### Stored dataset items

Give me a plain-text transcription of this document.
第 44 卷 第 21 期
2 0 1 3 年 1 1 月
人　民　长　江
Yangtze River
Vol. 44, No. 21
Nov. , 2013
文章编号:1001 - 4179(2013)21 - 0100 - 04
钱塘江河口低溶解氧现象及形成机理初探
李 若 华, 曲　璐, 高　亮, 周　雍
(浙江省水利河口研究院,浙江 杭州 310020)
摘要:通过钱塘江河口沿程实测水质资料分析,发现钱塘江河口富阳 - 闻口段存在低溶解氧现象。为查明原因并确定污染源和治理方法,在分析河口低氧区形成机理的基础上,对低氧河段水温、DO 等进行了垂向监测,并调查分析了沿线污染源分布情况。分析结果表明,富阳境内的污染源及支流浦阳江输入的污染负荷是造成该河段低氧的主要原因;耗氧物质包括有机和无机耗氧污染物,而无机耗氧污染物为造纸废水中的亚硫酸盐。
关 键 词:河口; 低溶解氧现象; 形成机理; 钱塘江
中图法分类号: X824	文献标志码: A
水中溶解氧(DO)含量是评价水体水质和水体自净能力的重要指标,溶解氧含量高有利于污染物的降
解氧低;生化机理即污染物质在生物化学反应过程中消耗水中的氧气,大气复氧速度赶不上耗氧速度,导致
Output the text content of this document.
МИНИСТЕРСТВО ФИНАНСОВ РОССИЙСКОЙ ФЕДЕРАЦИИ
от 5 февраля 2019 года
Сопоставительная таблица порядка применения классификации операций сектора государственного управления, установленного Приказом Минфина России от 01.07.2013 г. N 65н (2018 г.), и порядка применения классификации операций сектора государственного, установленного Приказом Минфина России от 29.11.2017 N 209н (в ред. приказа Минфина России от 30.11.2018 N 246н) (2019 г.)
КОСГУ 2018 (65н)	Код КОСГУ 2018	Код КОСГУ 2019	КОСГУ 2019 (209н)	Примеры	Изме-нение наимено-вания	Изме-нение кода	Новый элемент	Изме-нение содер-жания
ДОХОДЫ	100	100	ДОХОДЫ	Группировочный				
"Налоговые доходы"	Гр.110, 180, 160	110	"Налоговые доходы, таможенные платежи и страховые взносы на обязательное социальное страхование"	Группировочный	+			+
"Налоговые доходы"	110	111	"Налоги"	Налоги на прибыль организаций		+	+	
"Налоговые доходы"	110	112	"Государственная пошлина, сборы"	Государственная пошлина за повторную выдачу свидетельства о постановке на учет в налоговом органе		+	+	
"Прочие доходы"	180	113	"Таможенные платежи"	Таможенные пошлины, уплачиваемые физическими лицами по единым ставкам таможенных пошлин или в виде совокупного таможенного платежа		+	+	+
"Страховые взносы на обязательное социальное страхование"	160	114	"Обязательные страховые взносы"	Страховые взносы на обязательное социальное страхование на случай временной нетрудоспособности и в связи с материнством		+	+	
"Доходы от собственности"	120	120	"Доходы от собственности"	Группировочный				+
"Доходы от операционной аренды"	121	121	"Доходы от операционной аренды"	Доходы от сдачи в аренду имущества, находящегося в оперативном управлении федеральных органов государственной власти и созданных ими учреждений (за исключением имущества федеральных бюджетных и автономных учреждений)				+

### TASK PROMPT
Give every line of the material that includes the string "обязательное".

### THE COMPLETED TASK
"Налоговые доходы"	Гр.110, 180, 160	110	"Налоговые доходы, таможенные платежи и страховые взносы на обязательное социальное страхование"	Группировочный	+			+
"Страховые взносы на обязательное социальное страхование"	160	114	"Обязательные страховые взносы"	Страховые взносы на обязательное социальное страхование на случай временной нетрудоспособности и в связи с материнством		+	+	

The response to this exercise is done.